Rows from a dataset
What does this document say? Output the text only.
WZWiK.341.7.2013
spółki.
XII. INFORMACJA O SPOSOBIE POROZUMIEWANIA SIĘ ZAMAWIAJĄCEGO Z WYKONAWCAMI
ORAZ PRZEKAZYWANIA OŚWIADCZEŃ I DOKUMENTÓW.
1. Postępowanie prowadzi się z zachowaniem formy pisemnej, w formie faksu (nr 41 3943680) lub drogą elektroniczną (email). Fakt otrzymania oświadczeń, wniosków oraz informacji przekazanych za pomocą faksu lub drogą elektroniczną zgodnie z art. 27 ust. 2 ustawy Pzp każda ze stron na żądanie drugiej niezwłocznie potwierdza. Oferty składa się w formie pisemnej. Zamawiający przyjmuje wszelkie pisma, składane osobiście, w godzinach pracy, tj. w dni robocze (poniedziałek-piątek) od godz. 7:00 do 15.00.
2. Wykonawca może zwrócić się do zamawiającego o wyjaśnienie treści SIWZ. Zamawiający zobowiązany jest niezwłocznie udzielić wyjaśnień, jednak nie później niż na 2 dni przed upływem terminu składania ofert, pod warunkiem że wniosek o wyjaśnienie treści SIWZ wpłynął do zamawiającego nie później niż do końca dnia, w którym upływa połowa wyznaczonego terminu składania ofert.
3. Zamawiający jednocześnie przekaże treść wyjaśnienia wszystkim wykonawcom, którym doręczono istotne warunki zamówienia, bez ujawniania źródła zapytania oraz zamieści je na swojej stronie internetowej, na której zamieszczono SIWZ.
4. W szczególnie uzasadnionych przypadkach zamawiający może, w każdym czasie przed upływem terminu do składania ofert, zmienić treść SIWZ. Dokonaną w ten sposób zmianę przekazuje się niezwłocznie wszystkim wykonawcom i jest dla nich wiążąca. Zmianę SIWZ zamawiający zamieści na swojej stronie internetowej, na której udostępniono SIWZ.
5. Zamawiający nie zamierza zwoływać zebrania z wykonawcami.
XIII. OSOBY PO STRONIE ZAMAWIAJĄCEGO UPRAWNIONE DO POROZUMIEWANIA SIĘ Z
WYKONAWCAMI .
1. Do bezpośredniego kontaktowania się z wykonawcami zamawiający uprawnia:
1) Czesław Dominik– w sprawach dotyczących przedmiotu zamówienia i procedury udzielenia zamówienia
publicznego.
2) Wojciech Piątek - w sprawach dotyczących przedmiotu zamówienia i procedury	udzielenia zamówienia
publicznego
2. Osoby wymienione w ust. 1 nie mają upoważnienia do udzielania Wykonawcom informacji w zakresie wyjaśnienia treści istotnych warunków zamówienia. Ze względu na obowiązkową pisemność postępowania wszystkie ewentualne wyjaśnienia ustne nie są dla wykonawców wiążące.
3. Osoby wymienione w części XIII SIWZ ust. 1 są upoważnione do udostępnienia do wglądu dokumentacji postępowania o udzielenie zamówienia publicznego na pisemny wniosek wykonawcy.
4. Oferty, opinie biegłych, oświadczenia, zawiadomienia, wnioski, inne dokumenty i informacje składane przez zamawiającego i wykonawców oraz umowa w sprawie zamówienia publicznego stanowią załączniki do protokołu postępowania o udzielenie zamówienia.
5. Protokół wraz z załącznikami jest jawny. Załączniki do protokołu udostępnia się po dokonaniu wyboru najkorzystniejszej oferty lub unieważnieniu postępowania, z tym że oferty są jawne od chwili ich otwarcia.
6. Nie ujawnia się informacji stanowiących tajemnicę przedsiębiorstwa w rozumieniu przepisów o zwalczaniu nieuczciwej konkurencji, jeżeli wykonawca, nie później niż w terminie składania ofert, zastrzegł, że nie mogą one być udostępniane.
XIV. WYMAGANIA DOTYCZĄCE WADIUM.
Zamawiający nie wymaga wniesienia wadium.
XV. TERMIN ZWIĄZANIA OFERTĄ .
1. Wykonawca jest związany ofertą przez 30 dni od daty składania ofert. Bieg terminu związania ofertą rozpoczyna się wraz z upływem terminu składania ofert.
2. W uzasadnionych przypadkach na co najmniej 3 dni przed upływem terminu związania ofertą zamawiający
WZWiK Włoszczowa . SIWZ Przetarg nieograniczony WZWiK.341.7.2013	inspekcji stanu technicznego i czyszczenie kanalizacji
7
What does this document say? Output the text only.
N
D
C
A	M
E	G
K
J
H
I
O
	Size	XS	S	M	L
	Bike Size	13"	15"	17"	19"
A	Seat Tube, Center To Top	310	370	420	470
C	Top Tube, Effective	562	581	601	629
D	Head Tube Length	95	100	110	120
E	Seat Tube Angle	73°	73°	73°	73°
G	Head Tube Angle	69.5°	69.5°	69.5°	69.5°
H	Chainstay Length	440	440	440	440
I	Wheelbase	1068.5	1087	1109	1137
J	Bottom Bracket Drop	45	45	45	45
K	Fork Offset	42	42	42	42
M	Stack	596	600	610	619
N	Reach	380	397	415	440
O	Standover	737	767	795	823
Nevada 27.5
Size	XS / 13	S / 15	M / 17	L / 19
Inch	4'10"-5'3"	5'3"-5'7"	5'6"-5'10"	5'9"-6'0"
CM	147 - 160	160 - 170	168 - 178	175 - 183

## TASK REQUIREMENTS:
Repeat the entries shown above, every one, word for word.

## ANSWER FOR THIS EXERCISE:
What does this document say? Output the text only.
WZWiK.341.7.2013
spółki.
XII. INFORMACJA O SPOSOBIE POROZUMIEWANIA SIĘ ZAMAWIAJĄCEGO Z WYKONAWCAMI
ORAZ PRZEKAZYWANIA OŚWIADCZEŃ I DOKUMENTÓW.
1. Postępowanie prowadzi się z zachowaniem formy pisemnej, w formie faksu (nr 41 3943680) lub drogą elektroniczną (email). Fakt otrzymania oświadczeń, wniosków oraz informacji przekazanych za pomocą faksu lub drogą elektroniczną zgodnie z art. 27 ust. 2 ustawy Pzp każda ze stron na żądanie drugiej niezwłocznie potwierdza. Oferty składa się w formie pisemnej. Zamawiający przyjmuje wszelkie pisma, składane osobiście, w godzinach pracy, tj. w dni robocze (poniedziałek-piątek) od godz. 7:00 do 15.00.
2. Wykonawca może zwrócić się do zamawiającego o wyjaśnienie treści SIWZ. Zamawiający zobowiązany jest niezwłocznie udzielić wyjaśnień, jednak nie później niż na 2 dni przed upływem terminu składania ofert, pod warunkiem że wniosek o wyjaśnienie treści SIWZ wpłynął do zamawiającego nie później niż do końca dnia, w którym upływa połowa wyznaczonego terminu składania ofert.
3. Zamawiający jednocześnie przekaże treść wyjaśnienia wszystkim wykonawcom, którym doręczono istotne warunki zamówienia, bez ujawniania źródła zapytania oraz zamieści je na swojej stronie internetowej, na której zamieszczono SIWZ.
4. W szczególnie uzasadnionych przypadkach zamawiający może, w każdym czasie przed upływem terminu do składania ofert, zmienić treść SIWZ. Dokonaną w ten sposób zmianę przekazuje się niezwłocznie wszystkim wykonawcom i jest dla nich wiążąca. Zmianę SIWZ zamawiający zamieści na swojej stronie internetowej, na której udostępniono SIWZ.
5. Zamawiający nie zamierza zwoływać zebrania z wykonawcami.
XIII. OSOBY PO STRONIE ZAMAWIAJĄCEGO UPRAWNIONE DO POROZUMIEWANIA SIĘ Z
WYKONAWCAMI .
1. Do bezpośredniego kontaktowania się z wykonawcami zamawiający uprawnia:
1) Czesław Dominik– w sprawach dotyczących przedmiotu zamówienia i procedury udzielenia zamówienia
publicznego.
2) Wojciech Piątek - w sprawach dotyczących przedmiotu zamówienia i procedury	udzielenia zamówienia
publicznego
2. Osoby wymienione w ust. 1 nie mają upoważnienia do udzielania Wykonawcom informacji w zakresie wyjaśnienia treści istotnych warunków zamówienia. Ze względu na obowiązkową pisemność postępowania wszystkie ewentualne wyjaśnienia ustne nie są dla wykonawców wiążące.
3. Osoby wymienione w części XIII SIWZ ust. 1 są upoważnione do udostępnienia do wglądu dokumentacji postępowania o udzielenie zamówienia publicznego na pisemny wniosek wykonawcy.
4. Oferty, opinie biegłych, oświadczenia, zawiadomienia, wnioski, inne dokumenty i informacje składane przez zamawiającego i wykonawców oraz umowa w sprawie zamówienia publicznego stanowią załączniki do protokołu postępowania o udzielenie zamówienia.
5. Protokół wraz z załącznikami jest jawny. Załączniki do protokołu udostępnia się po dokonaniu wyboru najkorzystniejszej oferty lub unieważnieniu postępowania, z tym że oferty są jawne od chwili ich otwarcia.
6. Nie ujawnia się informacji stanowiących tajemnicę przedsiębiorstwa w rozumieniu przepisów o zwalczaniu nieuczciwej konkurencji, jeżeli wykonawca, nie później niż w terminie składania ofert, zastrzegł, że nie mogą one być udostępniane.
XIV. WYMAGANIA DOTYCZĄCE WADIUM.
Zamawiający nie wymaga wniesienia wadium.
XV. TERMIN ZWIĄZANIA OFERTĄ .
1. Wykonawca jest związany ofertą przez 30 dni od daty składania ofert. Bieg terminu związania ofertą rozpoczyna się wraz z upływem terminu składania ofert.
2. W uzasadnionych przypadkach na co najmniej 3 dni przed upływem terminu związania ofertą zamawiający
WZWiK Włoszczowa . SIWZ Przetarg nieograniczony WZWiK.341.7.2013	inspekcji stanu technicznego i czyszczenie kanalizacji
7
What does this document say? Output the text only.
N
D
C
A	M
E	G
K
J
H
I
O
	Size	XS	S	M	L
	Bike Size	13"	15"	17"	19"
A	Seat Tube, Center To Top	310	370	420	470
C	Top Tube, Effective	562	581	601	629
D	Head Tube Length	95	100	110	120
E	Seat Tube Angle	73°	73°	73°	73°
G	Head Tube Angle	69.5°	69.5°	69.5°	69.5°
H	Chainstay Length	440	440	440	440
I	Wheelbase	1068.5	1087	1109	1137
J	Bottom Bracket Drop	45	45	45	45
K	Fork Offset	42	42	42	42
M	Stack	596	600	610	619
N	Reach	380	397	415	440
O	Standover	737	767	795	823
Nevada 27.5
Size	XS / 13	S / 15	M / 17	L / 19
Inch	4'10"-5'3"	5'3"-5'7"	5'6"-5'10"	5'9"-6'0"
CM	147 - 160	160 - 170	168 - 178	175 - 183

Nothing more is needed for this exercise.